§ **Short problem**
Take the material and output all of it exactly.
## START Stored rows
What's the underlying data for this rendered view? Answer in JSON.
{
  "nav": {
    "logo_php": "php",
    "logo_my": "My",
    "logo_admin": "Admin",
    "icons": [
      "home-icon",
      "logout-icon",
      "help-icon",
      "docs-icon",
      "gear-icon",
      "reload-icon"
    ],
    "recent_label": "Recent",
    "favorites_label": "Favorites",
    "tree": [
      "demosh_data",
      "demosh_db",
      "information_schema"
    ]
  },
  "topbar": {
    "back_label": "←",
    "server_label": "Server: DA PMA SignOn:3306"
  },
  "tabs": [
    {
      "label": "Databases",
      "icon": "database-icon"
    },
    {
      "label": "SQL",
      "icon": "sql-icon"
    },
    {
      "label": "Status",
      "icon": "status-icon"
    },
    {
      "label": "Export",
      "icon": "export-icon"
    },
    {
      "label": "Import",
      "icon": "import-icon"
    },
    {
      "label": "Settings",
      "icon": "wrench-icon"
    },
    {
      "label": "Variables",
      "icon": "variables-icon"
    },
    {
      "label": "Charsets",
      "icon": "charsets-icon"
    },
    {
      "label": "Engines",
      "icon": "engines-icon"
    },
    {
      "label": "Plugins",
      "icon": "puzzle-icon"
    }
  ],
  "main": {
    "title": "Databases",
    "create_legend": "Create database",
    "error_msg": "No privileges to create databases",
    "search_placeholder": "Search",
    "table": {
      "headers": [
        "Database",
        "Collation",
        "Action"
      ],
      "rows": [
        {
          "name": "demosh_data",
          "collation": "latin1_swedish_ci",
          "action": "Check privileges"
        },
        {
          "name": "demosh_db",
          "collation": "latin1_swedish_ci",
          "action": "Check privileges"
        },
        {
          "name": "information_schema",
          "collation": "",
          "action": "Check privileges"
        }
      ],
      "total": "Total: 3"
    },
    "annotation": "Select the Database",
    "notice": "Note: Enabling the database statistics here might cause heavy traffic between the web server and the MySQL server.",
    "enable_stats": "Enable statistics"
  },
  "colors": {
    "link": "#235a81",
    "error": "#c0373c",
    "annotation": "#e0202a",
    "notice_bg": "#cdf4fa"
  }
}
## END Stored rows
§ **The response**
What's the underlying data for this rendered view? Answer in JSON.
{
  "nav": {
    "logo_php": "php",
    "logo_my": "My",
    "logo_admin": "Admin",
    "icons": [
      "home-icon",
      "logout-icon",
      "help-icon",
      "docs-icon",
      "gear-icon",
      "reload-icon"
    ],
    "recent_label": "Recent",
    "favorites_label": "Favorites",
    "tree": [
      "demosh_data",
      "demosh_db",
      "information_schema"
    ]
  },
  "topbar": {
    "back_label": "←",
    "server_label": "Server: DA PMA SignOn:3306"
  },
  "tabs": [
    {
      "label": "Databases",
      "icon": "database-icon"
    },
    {
      "label": "SQL",
      "icon": "sql-icon"
    },
    {
      "label": "Status",
      "icon": "status-icon"
    },
    {
      "label": "Export",
      "icon": "export-icon"
    },
    {
      "label": "Import",
      "icon": "import-icon"
    },
    {
      "label": "Settings",
      "icon": "wrench-icon"
    },
    {
      "label": "Variables",
      "icon": "variables-icon"
    },
    {
      "label": "Charsets",
      "icon": "charsets-icon"
    },
    {
      "label": "Engines",
      "icon": "engines-icon"
    },
    {
      "label": "Plugins",
      "icon": "puzzle-icon"
    }
  ],
  "main": {
    "title": "Databases",
    "create_legend": "Create database",
    "error_msg": "No privileges to create databases",
    "search_placeholder": "Search",
    "table": {
      "headers": [
        "Database",
        "Collation",
        "Action"
      ],
      "rows": [
        {
          "name": "demosh_data",
          "collation": "latin1_swedish_ci",
          "action": "Check privileges"
        },
        {
          "name": "demosh_db",
          "collation": "latin1_swedish_ci",
          "action": "Check privileges"
        },
        {
          "name": "information_schema",
          "collation": "",
          "action": "Check privileges"
        }
      ],
      "total": "Total: 3"
    },
    "annotation": "Select the Database",
    "notice": "Note: Enabling the database statistics here might cause heavy traffic between the web server and the MySQL server.",
    "enable_stats": "Enable statistics"
  },
  "colors": {
    "link": "#235a81",
    "error": "#c0373c",
    "annotation": "#e0202a",
    "notice_bg": "#cdf4fa"
  }
}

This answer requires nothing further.